[Rows from a dataset]
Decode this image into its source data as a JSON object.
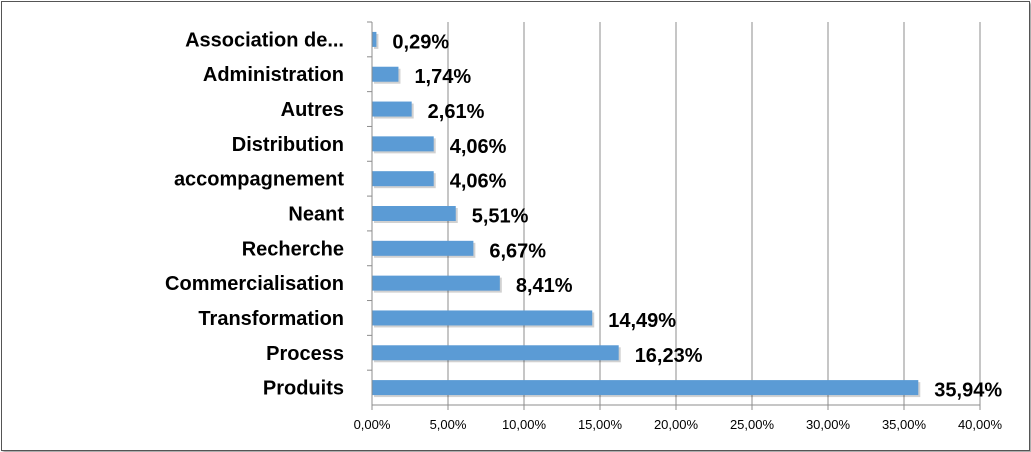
{
  "chart_data": {
    "type": "bar",
    "orientation": "horizontal",
    "categories": [
      "Association de...",
      "Administration",
      "Autres",
      "Distribution",
      "accompagnement",
      "Neant",
      "Recherche",
      "Commercialisation",
      "Transformation",
      "Process",
      "Produits"
    ],
    "values": [
      0.29,
      1.74,
      2.61,
      4.06,
      4.06,
      5.51,
      6.67,
      8.41,
      14.49,
      16.23,
      35.94
    ],
    "data_labels": [
      "0,29%",
      "1,74%",
      "2,61%",
      "4,06%",
      "4,06%",
      "5,51%",
      "6,67%",
      "8,41%",
      "14,49%",
      "16,23%",
      "35,94%"
    ],
    "x_ticks": [
      0,
      5,
      10,
      15,
      20,
      25,
      30,
      35,
      40
    ],
    "x_tick_labels": [
      "0,00%",
      "5,00%",
      "10,00%",
      "15,00%",
      "20,00%",
      "25,00%",
      "30,00%",
      "35,00%",
      "40,00%"
    ],
    "xlim": [
      0,
      40
    ],
    "title": "",
    "xlabel": "",
    "ylabel": "",
    "grid": "vertical",
    "legend": "none",
    "bar_color": "#5b9bd5",
    "gridline_color": "#8c8c8c"
  }
}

= DIRECTIONS FOR THIS TASK =
Give all the lines above again, character for character, without pictures.

= EXERCISE RESPONSE =
Decode this image into its source data as a JSON object.
{
  "chart_data": {
    "type": "bar",
    "orientation": "horizontal",
    "categories": [
      "Association de...",
      "Administration",
      "Autres",
      "Distribution",
      "accompagnement",
      "Neant",
      "Recherche",
      "Commercialisation",
      "Transformation",
      "Process",
      "Produits"
    ],
    "values": [
      0.29,
      1.74,
      2.61,
      4.06,
      4.06,
      5.51,
      6.67,
      8.41,
      14.49,
      16.23,
      35.94
    ],
    "data_labels": [
      "0,29%",
      "1,74%",
      "2,61%",
      "4,06%",
      "4,06%",
      "5,51%",
      "6,67%",
      "8,41%",
      "14,49%",
      "16,23%",
      "35,94%"
    ],
    "x_ticks": [
      0,
      5,
      10,
      15,
      20,
      25,
      30,
      35,
      40
    ],
    "x_tick_labels": [
      "0,00%",
      "5,00%",
      "10,00%",
      "15,00%",
      "20,00%",
      "25,00%",
      "30,00%",
      "35,00%",
      "40,00%"
    ],
    "xlim": [
      0,
      40
    ],
    "title": "",
    "xlabel": "",
    "ylabel": "",
    "grid": "vertical",
    "legend": "none",
    "bar_color": "#5b9bd5",
    "gridline_color": "#8c8c8c"
  }
}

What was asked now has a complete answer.